Your objective => All of the data below should be written out exactly.

[Extracted records]
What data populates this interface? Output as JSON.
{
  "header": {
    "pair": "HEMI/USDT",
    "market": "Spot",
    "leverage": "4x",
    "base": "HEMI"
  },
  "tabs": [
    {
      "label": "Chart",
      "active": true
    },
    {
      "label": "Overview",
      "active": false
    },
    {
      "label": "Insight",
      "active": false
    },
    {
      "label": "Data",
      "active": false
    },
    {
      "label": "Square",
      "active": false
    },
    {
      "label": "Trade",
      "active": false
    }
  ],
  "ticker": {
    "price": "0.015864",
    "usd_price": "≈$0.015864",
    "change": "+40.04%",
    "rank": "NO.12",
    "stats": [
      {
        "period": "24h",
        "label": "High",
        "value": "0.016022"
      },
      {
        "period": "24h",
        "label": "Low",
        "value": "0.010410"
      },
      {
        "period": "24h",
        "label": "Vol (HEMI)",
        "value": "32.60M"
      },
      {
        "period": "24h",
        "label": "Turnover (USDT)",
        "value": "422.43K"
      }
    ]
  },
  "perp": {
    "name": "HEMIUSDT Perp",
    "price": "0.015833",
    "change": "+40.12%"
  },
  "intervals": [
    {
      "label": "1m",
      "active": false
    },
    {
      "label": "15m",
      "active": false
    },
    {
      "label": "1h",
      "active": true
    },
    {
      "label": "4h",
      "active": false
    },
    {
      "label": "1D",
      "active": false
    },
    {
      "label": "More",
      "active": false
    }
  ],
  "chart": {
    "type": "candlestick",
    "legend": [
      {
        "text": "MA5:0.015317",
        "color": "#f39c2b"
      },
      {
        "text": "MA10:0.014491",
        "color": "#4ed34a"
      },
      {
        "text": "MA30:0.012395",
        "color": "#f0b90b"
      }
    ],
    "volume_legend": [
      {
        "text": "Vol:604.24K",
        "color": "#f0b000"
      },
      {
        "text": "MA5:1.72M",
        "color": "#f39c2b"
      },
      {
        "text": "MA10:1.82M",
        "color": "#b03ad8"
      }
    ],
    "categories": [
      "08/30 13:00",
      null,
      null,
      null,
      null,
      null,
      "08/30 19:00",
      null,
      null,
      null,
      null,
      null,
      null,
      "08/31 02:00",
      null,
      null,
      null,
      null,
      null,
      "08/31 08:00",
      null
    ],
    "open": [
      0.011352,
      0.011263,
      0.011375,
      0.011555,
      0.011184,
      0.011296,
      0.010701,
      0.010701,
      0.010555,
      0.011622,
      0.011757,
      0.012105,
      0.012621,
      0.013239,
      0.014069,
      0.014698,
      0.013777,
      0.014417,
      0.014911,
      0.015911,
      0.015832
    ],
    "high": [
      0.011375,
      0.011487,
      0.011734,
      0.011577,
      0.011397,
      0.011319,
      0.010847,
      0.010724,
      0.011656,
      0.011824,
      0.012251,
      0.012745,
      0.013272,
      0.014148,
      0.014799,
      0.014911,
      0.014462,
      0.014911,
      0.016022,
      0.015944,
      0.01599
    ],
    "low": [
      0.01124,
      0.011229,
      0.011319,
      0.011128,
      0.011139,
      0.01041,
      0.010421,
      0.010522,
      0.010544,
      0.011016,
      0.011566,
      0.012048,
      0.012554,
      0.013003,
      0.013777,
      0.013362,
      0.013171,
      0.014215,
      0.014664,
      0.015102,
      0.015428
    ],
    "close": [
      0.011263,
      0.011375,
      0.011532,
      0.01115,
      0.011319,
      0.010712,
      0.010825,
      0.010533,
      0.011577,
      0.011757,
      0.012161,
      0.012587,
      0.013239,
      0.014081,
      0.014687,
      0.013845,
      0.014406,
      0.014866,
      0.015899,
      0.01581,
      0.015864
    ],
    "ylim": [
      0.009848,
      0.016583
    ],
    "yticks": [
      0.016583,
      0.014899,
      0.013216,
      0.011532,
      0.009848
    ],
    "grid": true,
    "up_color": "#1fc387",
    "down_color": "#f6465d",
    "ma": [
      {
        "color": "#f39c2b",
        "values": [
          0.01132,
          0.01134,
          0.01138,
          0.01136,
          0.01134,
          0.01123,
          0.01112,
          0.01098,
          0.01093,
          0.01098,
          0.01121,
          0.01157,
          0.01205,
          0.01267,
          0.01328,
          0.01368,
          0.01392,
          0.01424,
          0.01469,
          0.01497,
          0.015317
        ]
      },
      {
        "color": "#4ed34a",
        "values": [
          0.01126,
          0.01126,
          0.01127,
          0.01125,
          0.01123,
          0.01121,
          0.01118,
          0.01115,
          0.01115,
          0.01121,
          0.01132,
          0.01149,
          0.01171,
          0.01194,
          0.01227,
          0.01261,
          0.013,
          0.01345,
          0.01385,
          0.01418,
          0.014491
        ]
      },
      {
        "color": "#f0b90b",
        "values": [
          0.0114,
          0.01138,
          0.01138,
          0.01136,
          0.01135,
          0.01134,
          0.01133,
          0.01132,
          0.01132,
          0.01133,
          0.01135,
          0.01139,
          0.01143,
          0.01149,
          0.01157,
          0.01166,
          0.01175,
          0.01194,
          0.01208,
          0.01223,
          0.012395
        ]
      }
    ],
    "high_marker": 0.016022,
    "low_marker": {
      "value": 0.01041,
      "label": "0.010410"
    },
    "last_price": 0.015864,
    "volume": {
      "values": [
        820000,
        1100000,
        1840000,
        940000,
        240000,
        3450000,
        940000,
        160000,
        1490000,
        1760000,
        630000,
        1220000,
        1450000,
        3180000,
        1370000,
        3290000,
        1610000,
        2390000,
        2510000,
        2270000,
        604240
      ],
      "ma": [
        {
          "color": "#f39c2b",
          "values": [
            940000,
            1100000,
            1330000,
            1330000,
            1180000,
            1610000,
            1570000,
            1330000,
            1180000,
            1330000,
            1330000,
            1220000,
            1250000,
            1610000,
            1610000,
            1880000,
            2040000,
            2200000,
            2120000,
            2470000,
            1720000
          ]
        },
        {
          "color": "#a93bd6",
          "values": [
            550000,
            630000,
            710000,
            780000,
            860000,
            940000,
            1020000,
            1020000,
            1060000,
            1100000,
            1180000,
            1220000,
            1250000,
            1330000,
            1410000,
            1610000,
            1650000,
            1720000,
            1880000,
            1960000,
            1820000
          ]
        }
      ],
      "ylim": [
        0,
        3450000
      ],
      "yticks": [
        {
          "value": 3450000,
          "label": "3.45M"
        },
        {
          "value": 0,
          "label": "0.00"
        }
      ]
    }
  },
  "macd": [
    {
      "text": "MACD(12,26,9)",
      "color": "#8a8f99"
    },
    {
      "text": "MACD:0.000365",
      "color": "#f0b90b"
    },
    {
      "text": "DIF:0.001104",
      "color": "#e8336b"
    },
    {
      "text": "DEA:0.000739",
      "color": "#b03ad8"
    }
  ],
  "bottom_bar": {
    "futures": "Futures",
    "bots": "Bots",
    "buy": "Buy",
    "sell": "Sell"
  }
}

Finished exercise =>
What data populates this interface? Output as JSON.
{
  "header": {
    "pair": "HEMI/USDT",
    "market": "Spot",
    "leverage": "4x",
    "base": "HEMI"
  },
  "tabs": [
    {
      "label": "Chart",
      "active": true
    },
    {
      "label": "Overview",
      "active": false
    },
    {
      "label": "Insight",
      "active": false
    },
    {
      "label": "Data",
      "active": false
    },
    {
      "label": "Square",
      "active": false
    },
    {
      "label": "Trade",
      "active": false
    }
  ],
  "ticker": {
    "price": "0.015864",
    "usd_price": "≈$0.015864",
    "change": "+40.04%",
    "rank": "NO.12",
    "stats": [
      {
        "period": "24h",
        "label": "High",
        "value": "0.016022"
      },
      {
        "period": "24h",
        "label": "Low",
        "value": "0.010410"
      },
      {
        "period": "24h",
        "label": "Vol (HEMI)",
        "value": "32.60M"
      },
      {
        "period": "24h",
        "label": "Turnover (USDT)",
        "value": "422.43K"
      }
    ]
  },
  "perp": {
    "name": "HEMIUSDT Perp",
    "price": "0.015833",
    "change": "+40.12%"
  },
  "intervals": [
    {
      "label": "1m",
      "active": false
    },
    {
      "label": "15m",
      "active": false
    },
    {
      "label": "1h",
      "active": true
    },
    {
      "label": "4h",
      "active": false
    },
    {
      "label": "1D",
      "active": false
    },
    {
      "label": "More",
      "active": false
    }
  ],
  "chart": {
    "type": "candlestick",
    "legend": [
      {
        "text": "MA5:0.015317",
        "color": "#f39c2b"
      },
      {
        "text": "MA10:0.014491",
        "color": "#4ed34a"
      },
      {
        "text": "MA30:0.012395",
        "color": "#f0b90b"
      }
    ],
    "volume_legend": [
      {
        "text": "Vol:604.24K",
        "color": "#f0b000"
      },
      {
        "text": "MA5:1.72M",
        "color": "#f39c2b"
      },
      {
        "text": "MA10:1.82M",
        "color": "#b03ad8"
      }
    ],
    "categories": [
      "08/30 13:00",
      null,
      null,
      null,
      null,
      null,
      "08/30 19:00",
      null,
      null,
      null,
      null,
      null,
      null,
      "08/31 02:00",
      null,
      null,
      null,
      null,
      null,
      "08/31 08:00",
      null
    ],
    "open": [
      0.011352,
      0.011263,
      0.011375,
      0.011555,
      0.011184,
      0.011296,
      0.010701,
      0.010701,
      0.010555,
      0.011622,
      0.011757,
      0.012105,
      0.012621,
      0.013239,
      0.014069,
      0.014698,
      0.013777,
      0.014417,
      0.014911,
      0.015911,
      0.015832
    ],
    "high": [
      0.011375,
      0.011487,
      0.011734,
      0.011577,
      0.011397,
      0.011319,
      0.010847,
      0.010724,
      0.011656,
      0.011824,
      0.012251,
      0.012745,
      0.013272,
      0.014148,
      0.014799,
      0.014911,
      0.014462,
      0.014911,
      0.016022,
      0.015944,
      0.01599
    ],
    "low": [
      0.01124,
      0.011229,
      0.011319,
      0.011128,
      0.011139,
      0.01041,
      0.010421,
      0.010522,
      0.010544,
      0.011016,
      0.011566,
      0.012048,
      0.012554,
      0.013003,
      0.013777,
      0.013362,
      0.013171,
      0.014215,
      0.014664,
      0.015102,
      0.015428
    ],
    "close": [
      0.011263,
      0.011375,
      0.011532,
      0.01115,
      0.011319,
      0.010712,
      0.010825,
      0.010533,
      0.011577,
      0.011757,
      0.012161,
      0.012587,
      0.013239,
      0.014081,
      0.014687,
      0.013845,
      0.014406,
      0.014866,
      0.015899,
      0.01581,
      0.015864
    ],
    "ylim": [
      0.009848,
      0.016583
    ],
    "yticks": [
      0.016583,
      0.014899,
      0.013216,
      0.011532,
      0.009848
    ],
    "grid": true,
    "up_color": "#1fc387",
    "down_color": "#f6465d",
    "ma": [
      {
        "color": "#f39c2b",
        "values": [
          0.01132,
          0.01134,
          0.01138,
          0.01136,
          0.01134,
          0.01123,
          0.01112,
          0.01098,
          0.01093,
          0.01098,
          0.01121,
          0.01157,
          0.01205,
          0.01267,
          0.01328,
          0.01368,
          0.01392,
          0.01424,
          0.01469,
          0.01497,
          0.015317
        ]
      },
      {
        "color": "#4ed34a",
        "values": [
          0.01126,
          0.01126,
          0.01127,
          0.01125,
          0.01123,
          0.01121,
          0.01118,
          0.01115,
          0.01115,
          0.01121,
          0.01132,
          0.01149,
          0.01171,
          0.01194,
          0.01227,
          0.01261,
          0.013,
          0.01345,
          0.01385,
          0.01418,
          0.014491
        ]
      },
      {
        "color": "#f0b90b",
        "values": [
          0.0114,
          0.01138,
          0.01138,
          0.01136,
          0.01135,
          0.01134,
          0.01133,
          0.01132,
          0.01132,
          0.01133,
          0.01135,
          0.01139,
          0.01143,
          0.01149,
          0.01157,
          0.01166,
          0.01175,
          0.01194,
          0.01208,
          0.01223,
          0.012395
        ]
      }
    ],
    "high_marker": 0.016022,
    "low_marker": {
      "value": 0.01041,
      "label": "0.010410"
    },
    "last_price": 0.015864,
    "volume": {
      "values": [
        820000,
        1100000,
        1840000,
        940000,
        240000,
        3450000,
        940000,
        160000,
        1490000,
        1760000,
        630000,
        1220000,
        1450000,
        3180000,
        1370000,
        3290000,
        1610000,
        2390000,
        2510000,
        2270000,
        604240
      ],
      "ma": [
        {
          "color": "#f39c2b",
          "values": [
            940000,
            1100000,
            1330000,
            1330000,
            1180000,
            1610000,
            1570000,
            1330000,
            1180000,
            1330000,
            1330000,
            1220000,
            1250000,
            1610000,
            1610000,
            1880000,
            2040000,
            2200000,
            2120000,
            2470000,
            1720000
          ]
        },
        {
          "color": "#a93bd6",
          "values": [
            550000,
            630000,
            710000,
            780000,
            860000,
            940000,
            1020000,
            1020000,
            1060000,
            1100000,
            1180000,
            1220000,
            1250000,
            1330000,
            1410000,
            1610000,
            1650000,
            1720000,
            1880000,
            1960000,
            1820000
          ]
        }
      ],
      "ylim": [
        0,
        3450000
      ],
      "yticks": [
        {
          "value": 3450000,
          "label": "3.45M"
        },
        {
          "value": 0,
          "label": "0.00"
        }
      ]
    }
  },
  "macd": [
    {
      "text": "MACD(12,26,9)",
      "color": "#8a8f99"
    },
    {
      "text": "MACD:0.000365",
      "color": "#f0b90b"
    },
    {
      "text": "DIF:0.001104",
      "color": "#e8336b"
    },
    {
      "text": "DEA:0.000739",
      "color": "#b03ad8"
    }
  ],
  "bottom_bar": {
    "futures": "Futures",
    "bots": "Bots",
    "buy": "Buy",
    "sell": "Sell"
  }
}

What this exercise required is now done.